| Aim |
Which lines below hold the word "Sparkling"? Report each one.

| Figure contents as structured data |
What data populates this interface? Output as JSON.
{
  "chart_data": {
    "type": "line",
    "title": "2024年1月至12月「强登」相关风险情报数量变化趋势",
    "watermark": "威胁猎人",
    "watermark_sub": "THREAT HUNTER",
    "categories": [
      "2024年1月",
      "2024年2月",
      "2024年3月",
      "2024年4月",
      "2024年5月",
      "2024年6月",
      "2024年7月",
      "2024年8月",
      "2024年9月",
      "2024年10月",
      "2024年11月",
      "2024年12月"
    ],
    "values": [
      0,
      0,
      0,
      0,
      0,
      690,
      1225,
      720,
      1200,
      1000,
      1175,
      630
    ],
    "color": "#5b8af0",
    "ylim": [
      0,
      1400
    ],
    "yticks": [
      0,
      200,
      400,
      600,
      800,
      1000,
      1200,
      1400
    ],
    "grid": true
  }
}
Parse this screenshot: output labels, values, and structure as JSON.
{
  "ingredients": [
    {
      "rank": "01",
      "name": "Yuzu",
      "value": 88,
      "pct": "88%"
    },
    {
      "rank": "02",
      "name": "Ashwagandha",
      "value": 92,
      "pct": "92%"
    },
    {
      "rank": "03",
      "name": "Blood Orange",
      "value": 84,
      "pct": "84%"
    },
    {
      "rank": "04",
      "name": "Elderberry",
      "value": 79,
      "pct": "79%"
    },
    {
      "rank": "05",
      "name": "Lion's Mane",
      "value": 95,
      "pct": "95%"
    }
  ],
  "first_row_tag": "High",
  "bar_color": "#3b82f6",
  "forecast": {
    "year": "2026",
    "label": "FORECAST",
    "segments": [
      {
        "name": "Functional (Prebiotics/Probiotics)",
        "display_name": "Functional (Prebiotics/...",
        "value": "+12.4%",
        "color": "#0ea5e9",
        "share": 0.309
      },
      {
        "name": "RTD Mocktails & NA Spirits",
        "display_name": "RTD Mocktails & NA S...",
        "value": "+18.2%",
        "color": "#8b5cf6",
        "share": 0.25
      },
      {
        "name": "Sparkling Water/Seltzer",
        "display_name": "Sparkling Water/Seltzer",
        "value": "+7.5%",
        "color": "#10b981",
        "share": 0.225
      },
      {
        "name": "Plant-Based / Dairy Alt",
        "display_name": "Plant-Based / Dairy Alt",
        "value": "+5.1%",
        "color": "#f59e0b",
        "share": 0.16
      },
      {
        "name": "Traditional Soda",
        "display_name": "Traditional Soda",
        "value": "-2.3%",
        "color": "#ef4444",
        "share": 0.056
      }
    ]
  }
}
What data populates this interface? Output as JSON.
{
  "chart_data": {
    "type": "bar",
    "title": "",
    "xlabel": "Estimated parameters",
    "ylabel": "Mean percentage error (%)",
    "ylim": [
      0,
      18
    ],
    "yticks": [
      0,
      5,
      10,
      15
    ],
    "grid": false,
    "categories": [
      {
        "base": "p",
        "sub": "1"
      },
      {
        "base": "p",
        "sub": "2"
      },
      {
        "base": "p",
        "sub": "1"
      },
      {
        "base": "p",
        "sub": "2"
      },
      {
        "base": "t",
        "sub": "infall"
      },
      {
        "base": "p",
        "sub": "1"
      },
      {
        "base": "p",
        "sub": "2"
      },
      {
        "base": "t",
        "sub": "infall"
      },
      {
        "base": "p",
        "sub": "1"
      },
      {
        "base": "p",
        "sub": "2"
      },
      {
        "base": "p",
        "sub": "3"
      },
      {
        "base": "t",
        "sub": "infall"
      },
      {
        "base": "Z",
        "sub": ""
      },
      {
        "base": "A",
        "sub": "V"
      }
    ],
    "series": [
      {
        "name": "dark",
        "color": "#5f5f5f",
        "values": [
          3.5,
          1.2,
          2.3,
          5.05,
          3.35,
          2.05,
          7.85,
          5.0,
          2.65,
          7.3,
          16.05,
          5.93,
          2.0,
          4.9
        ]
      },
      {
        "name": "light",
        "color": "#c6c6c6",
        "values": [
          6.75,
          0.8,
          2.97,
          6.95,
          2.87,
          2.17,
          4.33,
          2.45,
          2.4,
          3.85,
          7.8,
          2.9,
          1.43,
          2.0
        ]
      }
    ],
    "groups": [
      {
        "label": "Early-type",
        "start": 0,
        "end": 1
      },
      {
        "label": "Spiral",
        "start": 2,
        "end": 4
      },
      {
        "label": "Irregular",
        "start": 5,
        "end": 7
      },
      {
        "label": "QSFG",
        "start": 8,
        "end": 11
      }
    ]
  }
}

| Final result |
        "name": "Sparkling Water/Seltzer",
        "display_name": "Sparkling Water/Seltzer",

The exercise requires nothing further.